■ Exercise instructions
Will you write out all the entries below exactly?

■ Dataset
-------------------------
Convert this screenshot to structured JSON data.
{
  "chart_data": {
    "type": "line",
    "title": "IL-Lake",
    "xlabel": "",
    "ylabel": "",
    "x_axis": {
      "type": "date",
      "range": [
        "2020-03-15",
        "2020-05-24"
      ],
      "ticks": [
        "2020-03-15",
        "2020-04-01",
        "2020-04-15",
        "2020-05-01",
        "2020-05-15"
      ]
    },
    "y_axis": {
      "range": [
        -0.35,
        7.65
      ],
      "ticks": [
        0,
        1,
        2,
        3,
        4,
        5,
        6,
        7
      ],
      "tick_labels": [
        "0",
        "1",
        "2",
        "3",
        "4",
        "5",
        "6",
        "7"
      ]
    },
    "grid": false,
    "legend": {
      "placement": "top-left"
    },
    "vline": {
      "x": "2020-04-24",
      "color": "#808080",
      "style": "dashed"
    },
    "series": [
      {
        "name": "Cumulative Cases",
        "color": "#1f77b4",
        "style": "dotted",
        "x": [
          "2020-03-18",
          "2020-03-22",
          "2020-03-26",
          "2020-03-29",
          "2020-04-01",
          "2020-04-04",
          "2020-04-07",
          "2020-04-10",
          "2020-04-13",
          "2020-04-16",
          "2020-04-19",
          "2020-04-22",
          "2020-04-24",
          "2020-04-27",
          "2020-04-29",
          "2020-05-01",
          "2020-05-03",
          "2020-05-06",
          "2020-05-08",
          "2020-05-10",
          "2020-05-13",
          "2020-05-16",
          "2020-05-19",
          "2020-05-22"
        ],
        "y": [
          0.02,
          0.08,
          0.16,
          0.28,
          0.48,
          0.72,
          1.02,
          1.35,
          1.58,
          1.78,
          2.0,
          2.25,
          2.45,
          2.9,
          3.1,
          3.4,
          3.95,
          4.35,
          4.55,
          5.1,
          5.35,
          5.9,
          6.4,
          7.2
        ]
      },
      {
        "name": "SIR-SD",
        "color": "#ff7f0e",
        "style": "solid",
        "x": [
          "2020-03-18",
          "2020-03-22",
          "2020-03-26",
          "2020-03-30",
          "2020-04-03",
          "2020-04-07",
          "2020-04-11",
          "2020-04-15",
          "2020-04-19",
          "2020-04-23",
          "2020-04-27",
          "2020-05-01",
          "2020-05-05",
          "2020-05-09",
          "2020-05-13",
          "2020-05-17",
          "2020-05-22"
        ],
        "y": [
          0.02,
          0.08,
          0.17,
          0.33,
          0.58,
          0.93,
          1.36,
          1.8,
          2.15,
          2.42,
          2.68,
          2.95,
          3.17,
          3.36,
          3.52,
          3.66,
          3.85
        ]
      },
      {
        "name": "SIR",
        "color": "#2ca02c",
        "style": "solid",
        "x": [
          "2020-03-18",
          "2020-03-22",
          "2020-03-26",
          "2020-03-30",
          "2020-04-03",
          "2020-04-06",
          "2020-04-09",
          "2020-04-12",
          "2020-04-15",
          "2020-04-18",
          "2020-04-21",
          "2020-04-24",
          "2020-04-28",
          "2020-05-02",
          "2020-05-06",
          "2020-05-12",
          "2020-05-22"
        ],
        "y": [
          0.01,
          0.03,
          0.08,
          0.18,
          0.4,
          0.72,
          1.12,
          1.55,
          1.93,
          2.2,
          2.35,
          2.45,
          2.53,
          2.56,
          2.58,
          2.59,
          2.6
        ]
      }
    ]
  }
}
-------------------------
■ Solution to this exercise
Convert this screenshot to structured JSON data.
{
  "chart_data": {
    "type": "line",
    "title": "IL-Lake",
    "xlabel": "",
    "ylabel": "",
    "x_axis": {
      "type": "date",
      "range": [
        "2020-03-15",
        "2020-05-24"
      ],
      "ticks": [
        "2020-03-15",
        "2020-04-01",
        "2020-04-15",
        "2020-05-01",
        "2020-05-15"
      ]
    },
    "y_axis": {
      "range": [
        -0.35,
        7.65
      ],
      "ticks": [
        0,
        1,
        2,
        3,
        4,
        5,
        6,
        7
      ],
      "tick_labels": [
        "0",
        "1",
        "2",
        "3",
        "4",
        "5",
        "6",
        "7"
      ]
    },
    "grid": false,
    "legend": {
      "placement": "top-left"
    },
    "vline": {
      "x": "2020-04-24",
      "color": "#808080",
      "style": "dashed"
    },
    "series": [
      {
        "name": "Cumulative Cases",
        "color": "#1f77b4",
        "style": "dotted",
        "x": [
          "2020-03-18",
          "2020-03-22",
          "2020-03-26",
          "2020-03-29",
          "2020-04-01",
          "2020-04-04",
          "2020-04-07",
          "2020-04-10",
          "2020-04-13",
          "2020-04-16",
          "2020-04-19",
          "2020-04-22",
          "2020-04-24",
          "2020-04-27",
          "2020-04-29",
          "2020-05-01",
          "2020-05-03",
          "2020-05-06",
          "2020-05-08",
          "2020-05-10",
          "2020-05-13",
          "2020-05-16",
          "2020-05-19",
          "2020-05-22"
        ],
        "y": [
          0.02,
          0.08,
          0.16,
          0.28,
          0.48,
          0.72,
          1.02,
          1.35,
          1.58,
          1.78,
          2.0,
          2.25,
          2.45,
          2.9,
          3.1,
          3.4,
          3.95,
          4.35,
          4.55,
          5.1,
          5.35,
          5.9,
          6.4,
          7.2
        ]
      },
      {
        "name": "SIR-SD",
        "color": "#ff7f0e",
        "style": "solid",
        "x": [
          "2020-03-18",
          "2020-03-22",
          "2020-03-26",
          "2020-03-30",
          "2020-04-03",
          "2020-04-07",
          "2020-04-11",
          "2020-04-15",
          "2020-04-19",
          "2020-04-23",
          "2020-04-27",
          "2020-05-01",
          "2020-05-05",
          "2020-05-09",
          "2020-05-13",
          "2020-05-17",
          "2020-05-22"
        ],
        "y": [
          0.02,
          0.08,
          0.17,
          0.33,
          0.58,
          0.93,
          1.36,
          1.8,
          2.15,
          2.42,
          2.68,
          2.95,
          3.17,
          3.36,
          3.52,
          3.66,
          3.85
        ]
      },
      {
        "name": "SIR",
        "color": "#2ca02c",
        "style": "solid",
        "x": [
          "2020-03-18",
          "2020-03-22",
          "2020-03-26",
          "2020-03-30",
          "2020-04-03",
          "2020-04-06",
          "2020-04-09",
          "2020-04-12",
          "2020-04-15",
          "2020-04-18",
          "2020-04-21",
          "2020-04-24",
          "2020-04-28",
          "2020-05-02",
          "2020-05-06",
          "2020-05-12",
          "2020-05-22"
        ],
        "y": [
          0.01,
          0.03,
          0.08,
          0.18,
          0.4,
          0.72,
          1.12,
          1.55,
          1.93,
          2.2,
          2.35,
          2.45,
          2.53,
          2.56,
          2.58,
          2.59,
          2.6
        ]
      }
    ]
  }
}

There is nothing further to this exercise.